-- Brief --
Locate every line in the records below that holds the word "malware" and return each one.

A run of records:
begin
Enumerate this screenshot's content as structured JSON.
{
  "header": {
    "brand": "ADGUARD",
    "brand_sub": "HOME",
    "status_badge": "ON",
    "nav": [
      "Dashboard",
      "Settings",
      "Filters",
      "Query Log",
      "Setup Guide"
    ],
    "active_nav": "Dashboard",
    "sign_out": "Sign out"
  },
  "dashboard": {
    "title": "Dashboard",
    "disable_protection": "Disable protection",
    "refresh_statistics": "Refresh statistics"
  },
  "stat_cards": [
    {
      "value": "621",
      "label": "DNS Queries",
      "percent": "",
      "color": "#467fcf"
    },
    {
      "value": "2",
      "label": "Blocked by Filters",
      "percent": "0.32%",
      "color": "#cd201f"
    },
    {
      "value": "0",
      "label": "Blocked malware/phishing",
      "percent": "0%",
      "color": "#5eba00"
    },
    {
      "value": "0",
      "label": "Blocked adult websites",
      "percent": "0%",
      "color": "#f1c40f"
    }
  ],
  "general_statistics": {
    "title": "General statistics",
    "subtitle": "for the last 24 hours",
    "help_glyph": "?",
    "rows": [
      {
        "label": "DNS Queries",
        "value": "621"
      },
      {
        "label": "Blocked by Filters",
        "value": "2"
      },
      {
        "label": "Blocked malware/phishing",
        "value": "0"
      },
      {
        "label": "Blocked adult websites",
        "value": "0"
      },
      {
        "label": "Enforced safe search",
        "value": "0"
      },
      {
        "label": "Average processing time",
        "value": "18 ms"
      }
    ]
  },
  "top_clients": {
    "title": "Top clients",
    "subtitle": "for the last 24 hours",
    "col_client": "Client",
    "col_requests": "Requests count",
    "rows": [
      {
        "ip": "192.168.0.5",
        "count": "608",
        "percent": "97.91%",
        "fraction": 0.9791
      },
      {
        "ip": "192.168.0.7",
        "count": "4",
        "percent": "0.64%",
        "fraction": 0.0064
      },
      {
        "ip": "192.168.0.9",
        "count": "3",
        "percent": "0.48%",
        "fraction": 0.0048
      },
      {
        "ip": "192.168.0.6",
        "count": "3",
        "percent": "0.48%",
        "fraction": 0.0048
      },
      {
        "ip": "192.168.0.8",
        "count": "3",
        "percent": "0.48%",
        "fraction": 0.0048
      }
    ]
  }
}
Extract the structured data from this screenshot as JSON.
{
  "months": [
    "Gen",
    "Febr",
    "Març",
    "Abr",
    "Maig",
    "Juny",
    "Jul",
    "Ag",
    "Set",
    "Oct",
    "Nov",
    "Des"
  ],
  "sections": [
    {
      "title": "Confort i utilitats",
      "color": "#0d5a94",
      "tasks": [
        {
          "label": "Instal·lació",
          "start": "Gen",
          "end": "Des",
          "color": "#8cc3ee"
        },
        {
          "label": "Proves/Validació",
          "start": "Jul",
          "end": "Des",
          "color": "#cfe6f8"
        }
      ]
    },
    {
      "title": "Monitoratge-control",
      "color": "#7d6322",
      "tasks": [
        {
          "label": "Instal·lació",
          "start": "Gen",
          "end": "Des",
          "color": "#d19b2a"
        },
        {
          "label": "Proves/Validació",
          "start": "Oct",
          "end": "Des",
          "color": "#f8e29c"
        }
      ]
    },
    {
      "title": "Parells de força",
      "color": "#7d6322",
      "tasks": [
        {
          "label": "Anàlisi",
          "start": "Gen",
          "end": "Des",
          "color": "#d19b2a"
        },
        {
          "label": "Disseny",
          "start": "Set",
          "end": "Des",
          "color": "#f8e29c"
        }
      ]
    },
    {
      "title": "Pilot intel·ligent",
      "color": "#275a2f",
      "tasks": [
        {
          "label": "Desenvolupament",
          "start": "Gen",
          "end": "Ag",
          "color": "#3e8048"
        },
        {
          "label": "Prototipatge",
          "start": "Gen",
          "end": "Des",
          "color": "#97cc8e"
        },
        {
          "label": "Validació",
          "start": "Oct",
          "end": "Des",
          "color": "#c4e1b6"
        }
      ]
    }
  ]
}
end
-- Result of the task --
      "label": "Blocked malware/phishing",
        "label": "Blocked malware/phishing",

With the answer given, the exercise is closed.